--- begin WORKING DATA ---

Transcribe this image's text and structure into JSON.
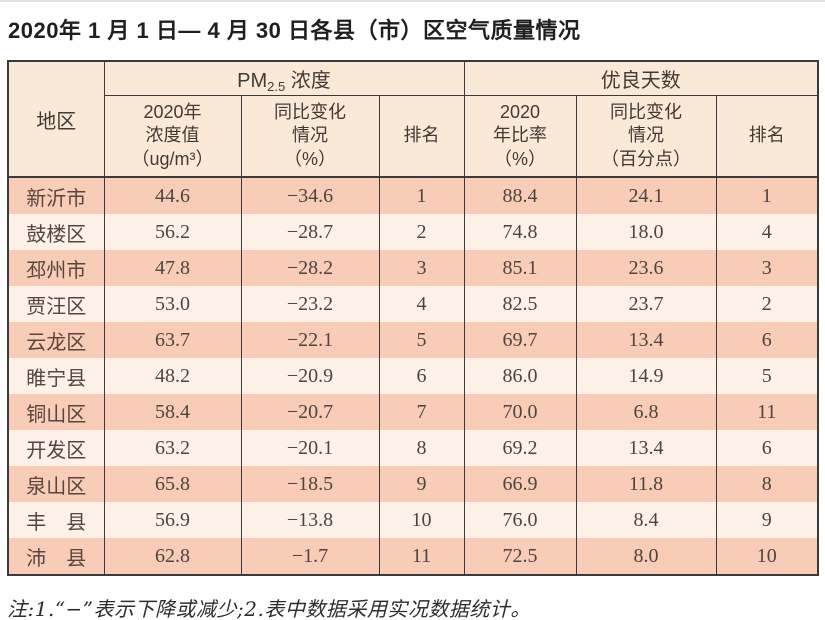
{
  "page": {
    "title": "2020年 1 月 1 日— 4 月 30 日各县（市）区空气质量情况",
    "note": "注:1.“−”表示下降或减少;2.表中数据采用实况数据统计。"
  },
  "colors": {
    "header_bg": "#fbe9d8",
    "row_odd_bg": "#f8ccb6",
    "row_even_bg": "#fdf1e8",
    "border": "#3a3a3a",
    "body_text": "#4c4540"
  },
  "table": {
    "header": {
      "region": "地区",
      "pm_group_base": "PM",
      "pm_group_sub": "2.5",
      "pm_group_rest": " 浓度",
      "good_group": "优良天数",
      "pm_value": "2020年\n浓度值\n（ug/m³）",
      "pm_change": "同比变化\n情况\n（%）",
      "pm_rank": "排名",
      "good_rate": "2020\n年比率\n（%）",
      "good_change": "同比变化\n情况\n（百分点）",
      "good_rank": "排名"
    },
    "rows": [
      {
        "region": "新沂市",
        "pm_value": "44.6",
        "pm_change": "−34.6",
        "pm_rank": "1",
        "good_rate": "88.4",
        "good_change": "24.1",
        "good_rank": "1"
      },
      {
        "region": "鼓楼区",
        "pm_value": "56.2",
        "pm_change": "−28.7",
        "pm_rank": "2",
        "good_rate": "74.8",
        "good_change": "18.0",
        "good_rank": "4"
      },
      {
        "region": "邳州市",
        "pm_value": "47.8",
        "pm_change": "−28.2",
        "pm_rank": "3",
        "good_rate": "85.1",
        "good_change": "23.6",
        "good_rank": "3"
      },
      {
        "region": "贾汪区",
        "pm_value": "53.0",
        "pm_change": "−23.2",
        "pm_rank": "4",
        "good_rate": "82.5",
        "good_change": "23.7",
        "good_rank": "2"
      },
      {
        "region": "云龙区",
        "pm_value": "63.7",
        "pm_change": "−22.1",
        "pm_rank": "5",
        "good_rate": "69.7",
        "good_change": "13.4",
        "good_rank": "6"
      },
      {
        "region": "睢宁县",
        "pm_value": "48.2",
        "pm_change": "−20.9",
        "pm_rank": "6",
        "good_rate": "86.0",
        "good_change": "14.9",
        "good_rank": "5"
      },
      {
        "region": "铜山区",
        "pm_value": "58.4",
        "pm_change": "−20.7",
        "pm_rank": "7",
        "good_rate": "70.0",
        "good_change": "6.8",
        "good_rank": "11"
      },
      {
        "region": "开发区",
        "pm_value": "63.2",
        "pm_change": "−20.1",
        "pm_rank": "8",
        "good_rate": "69.2",
        "good_change": "13.4",
        "good_rank": "6"
      },
      {
        "region": "泉山区",
        "pm_value": "65.8",
        "pm_change": "−18.5",
        "pm_rank": "9",
        "good_rate": "66.9",
        "good_change": "11.8",
        "good_rank": "8"
      },
      {
        "region": "丰　县",
        "pm_value": "56.9",
        "pm_change": "−13.8",
        "pm_rank": "10",
        "good_rate": "76.0",
        "good_change": "8.4",
        "good_rank": "9"
      },
      {
        "region": "沛　县",
        "pm_value": "62.8",
        "pm_change": "−1.7",
        "pm_rank": "11",
        "good_rate": "72.5",
        "good_change": "8.0",
        "good_rank": "10"
      }
    ]
  },
  "chart_data": {
    "type": "table",
    "title": "2020年1月1日—4月30日各县（市）区空气质量情况",
    "columns": [
      "地区",
      "PM2.5浓度 2020年浓度值（ug/m³）",
      "PM2.5浓度 同比变化情况（%）",
      "PM2.5浓度 排名",
      "优良天数 2020年比率（%）",
      "优良天数 同比变化情况（百分点）",
      "优良天数 排名"
    ],
    "rows": [
      [
        "新沂市",
        44.6,
        -34.6,
        1,
        88.4,
        24.1,
        1
      ],
      [
        "鼓楼区",
        56.2,
        -28.7,
        2,
        74.8,
        18.0,
        4
      ],
      [
        "邳州市",
        47.8,
        -28.2,
        3,
        85.1,
        23.6,
        3
      ],
      [
        "贾汪区",
        53.0,
        -23.2,
        4,
        82.5,
        23.7,
        2
      ],
      [
        "云龙区",
        63.7,
        -22.1,
        5,
        69.7,
        13.4,
        6
      ],
      [
        "睢宁县",
        48.2,
        -20.9,
        6,
        86.0,
        14.9,
        5
      ],
      [
        "铜山区",
        58.4,
        -20.7,
        7,
        70.0,
        6.8,
        11
      ],
      [
        "开发区",
        63.2,
        -20.1,
        8,
        69.2,
        13.4,
        6
      ],
      [
        "泉山区",
        65.8,
        -18.5,
        9,
        66.9,
        11.8,
        8
      ],
      [
        "丰县",
        56.9,
        -13.8,
        10,
        76.0,
        8.4,
        9
      ],
      [
        "沛县",
        62.8,
        -1.7,
        11,
        72.5,
        8.0,
        10
      ]
    ],
    "note": "注:1.“−”表示下降或减少;2.表中数据采用实况数据统计。"
  }
}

--- end WORKING DATA ---

• **TASK DESCRIPTION**: Take every line containing the word "区空气质量情况" and copy it.

• **RESULT OF THIS EXERCISE**:
    "title": "2020年 1 月 1 日— 4 月 30 日各县（市）区空气质量情况",
    "title": "2020年1月1日—4月30日各县（市）区空气质量情况",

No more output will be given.